*Exercise aim*:
Omit the images, then print each record below exactly as it reads.

*Given information*:

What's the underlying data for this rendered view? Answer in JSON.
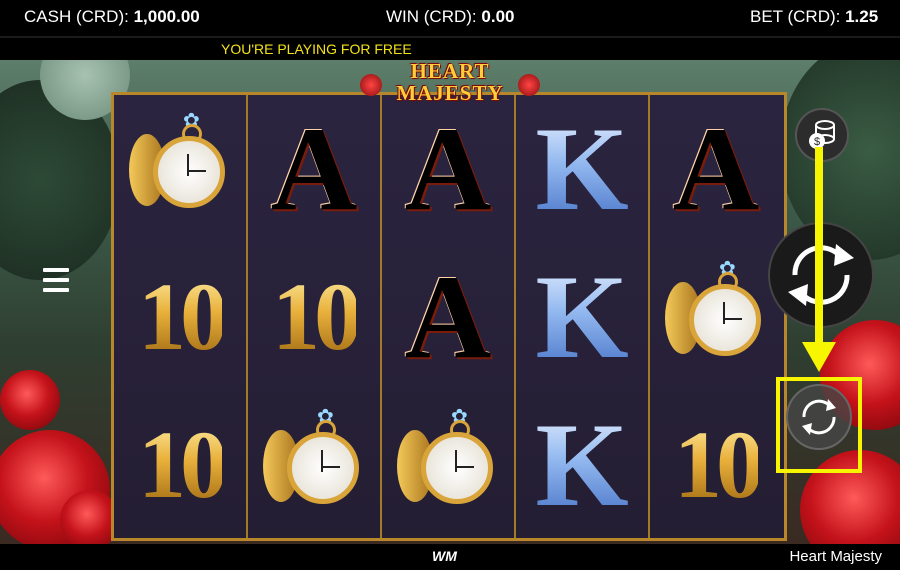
{
  "header": {
    "cash_label": "CASH (CRD):",
    "cash_value": "1,000.00",
    "win_label": "WIN (CRD):",
    "win_value": "0.00",
    "bet_label": "BET (CRD):",
    "bet_value": "1.25"
  },
  "notice": "YOU'RE PLAYING FOR FREE",
  "logo": {
    "line1": "HEART",
    "line2": "MAJESTY"
  },
  "reels": [
    [
      "watch",
      "10",
      "10"
    ],
    [
      "A",
      "10",
      "watch"
    ],
    [
      "A",
      "A",
      "watch"
    ],
    [
      "K",
      "K",
      "K"
    ],
    [
      "A",
      "watch",
      "10"
    ]
  ],
  "icons": {
    "menu": "hamburger-menu-icon",
    "coins": "coin-stack-icon",
    "spin": "spin-arrows-icon",
    "autoplay": "autoplay-cycle-icon"
  },
  "footer": {
    "brand": "WM",
    "game_name": "Heart Majesty"
  },
  "colors": {
    "highlight": "#f7f500",
    "notice_text": "#f3e21a",
    "frame": "#b8862b"
  }
}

*Correct response*:
What's the underlying data for this rendered view? Answer in JSON.
{
  "header": {
    "cash_label": "CASH (CRD):",
    "cash_value": "1,000.00",
    "win_label": "WIN (CRD):",
    "win_value": "0.00",
    "bet_label": "BET (CRD):",
    "bet_value": "1.25"
  },
  "notice": "YOU'RE PLAYING FOR FREE",
  "logo": {
    "line1": "HEART",
    "line2": "MAJESTY"
  },
  "reels": [
    [
      "watch",
      "10",
      "10"
    ],
    [
      "A",
      "10",
      "watch"
    ],
    [
      "A",
      "A",
      "watch"
    ],
    [
      "K",
      "K",
      "K"
    ],
    [
      "A",
      "watch",
      "10"
    ]
  ],
  "icons": {
    "menu": "hamburger-menu-icon",
    "coins": "coin-stack-icon",
    "spin": "spin-arrows-icon",
    "autoplay": "autoplay-cycle-icon"
  },
  "footer": {
    "brand": "WM",
    "game_name": "Heart Majesty"
  },
  "colors": {
    "highlight": "#f7f500",
    "notice_text": "#f3e21a",
    "frame": "#b8862b"
  }
}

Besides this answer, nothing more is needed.